▸ YOUR GOAL:
Everything from the line that holds "Decode this image" through the end of the data below should be output exactly, both ends included.

# start of GIVEN RECORDS

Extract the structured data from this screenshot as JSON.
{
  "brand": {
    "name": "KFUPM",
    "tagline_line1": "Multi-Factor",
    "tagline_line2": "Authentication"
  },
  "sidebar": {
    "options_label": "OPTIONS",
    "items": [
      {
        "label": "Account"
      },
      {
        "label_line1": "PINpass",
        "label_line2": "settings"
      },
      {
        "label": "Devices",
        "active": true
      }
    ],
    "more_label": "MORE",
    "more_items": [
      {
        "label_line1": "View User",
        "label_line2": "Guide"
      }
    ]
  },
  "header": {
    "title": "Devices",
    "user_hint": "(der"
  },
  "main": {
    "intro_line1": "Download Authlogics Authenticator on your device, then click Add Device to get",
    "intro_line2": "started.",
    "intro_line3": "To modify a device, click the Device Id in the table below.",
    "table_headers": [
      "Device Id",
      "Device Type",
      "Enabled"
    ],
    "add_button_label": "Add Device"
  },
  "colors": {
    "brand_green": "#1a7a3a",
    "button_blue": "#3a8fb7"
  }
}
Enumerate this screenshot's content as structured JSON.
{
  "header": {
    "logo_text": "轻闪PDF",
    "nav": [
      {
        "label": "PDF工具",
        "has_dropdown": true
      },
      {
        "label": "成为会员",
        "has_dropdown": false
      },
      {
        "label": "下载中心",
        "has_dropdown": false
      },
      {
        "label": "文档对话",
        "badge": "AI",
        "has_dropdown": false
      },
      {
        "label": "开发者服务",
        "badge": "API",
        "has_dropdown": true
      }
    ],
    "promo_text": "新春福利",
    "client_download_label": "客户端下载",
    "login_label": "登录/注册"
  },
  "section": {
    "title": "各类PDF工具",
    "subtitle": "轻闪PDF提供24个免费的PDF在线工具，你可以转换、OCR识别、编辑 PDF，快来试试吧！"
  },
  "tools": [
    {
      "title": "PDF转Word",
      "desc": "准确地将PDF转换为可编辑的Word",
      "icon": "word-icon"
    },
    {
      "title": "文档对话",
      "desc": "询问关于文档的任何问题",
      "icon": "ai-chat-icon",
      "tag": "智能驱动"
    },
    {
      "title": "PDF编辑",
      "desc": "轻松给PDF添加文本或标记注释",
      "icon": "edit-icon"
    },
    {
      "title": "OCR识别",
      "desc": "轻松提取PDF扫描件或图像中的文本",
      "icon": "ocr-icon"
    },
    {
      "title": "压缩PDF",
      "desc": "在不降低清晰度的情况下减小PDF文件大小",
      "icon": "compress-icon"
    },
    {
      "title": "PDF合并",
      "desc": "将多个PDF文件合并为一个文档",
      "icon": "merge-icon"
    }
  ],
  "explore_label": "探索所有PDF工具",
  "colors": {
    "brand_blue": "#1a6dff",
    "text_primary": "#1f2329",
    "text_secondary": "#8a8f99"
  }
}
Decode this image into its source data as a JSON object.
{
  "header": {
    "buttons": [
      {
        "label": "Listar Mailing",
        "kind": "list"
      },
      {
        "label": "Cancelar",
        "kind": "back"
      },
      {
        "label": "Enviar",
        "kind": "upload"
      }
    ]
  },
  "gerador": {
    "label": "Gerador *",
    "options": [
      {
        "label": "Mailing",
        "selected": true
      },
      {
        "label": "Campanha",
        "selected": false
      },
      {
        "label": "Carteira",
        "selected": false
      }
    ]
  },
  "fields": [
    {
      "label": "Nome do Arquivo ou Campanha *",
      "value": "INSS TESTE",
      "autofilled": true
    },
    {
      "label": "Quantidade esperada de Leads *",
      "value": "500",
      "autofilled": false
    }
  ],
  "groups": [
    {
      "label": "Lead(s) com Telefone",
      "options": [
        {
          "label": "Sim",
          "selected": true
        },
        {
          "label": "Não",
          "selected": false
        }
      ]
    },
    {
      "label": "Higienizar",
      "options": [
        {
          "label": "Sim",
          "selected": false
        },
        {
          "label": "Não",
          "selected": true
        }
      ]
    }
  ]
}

# end of GIVEN RECORDS

▸ REPLY:
Decode this image into its source data as a JSON object.
{
  "header": {
    "buttons": [
      {
        "label": "Listar Mailing",
        "kind": "list"
      },
      {
        "label": "Cancelar",
        "kind": "back"
      },
      {
        "label": "Enviar",
        "kind": "upload"
      }
    ]
  },
  "gerador": {
    "label": "Gerador *",
    "options": [
      {
        "label": "Mailing",
        "selected": true
      },
      {
        "label": "Campanha",
        "selected": false
      },
      {
        "label": "Carteira",
        "selected": false
      }
    ]
  },
  "fields": [
    {
      "label": "Nome do Arquivo ou Campanha *",
      "value": "INSS TESTE",
      "autofilled": true
    },
    {
      "label": "Quantidade esperada de Leads *",
      "value": "500",
      "autofilled": false
    }
  ],
  "groups": [
    {
      "label": "Lead(s) com Telefone",
      "options": [
        {
          "label": "Sim",
          "selected": true
        },
        {
          "label": "Não",
          "selected": false
        }
      ]
    },
    {
      "label": "Higienizar",
      "options": [
        {
          "label": "Sim",
          "selected": false
        },
        {
          "label": "Não",
          "selected": true
        }
      ]
    }
  ]
}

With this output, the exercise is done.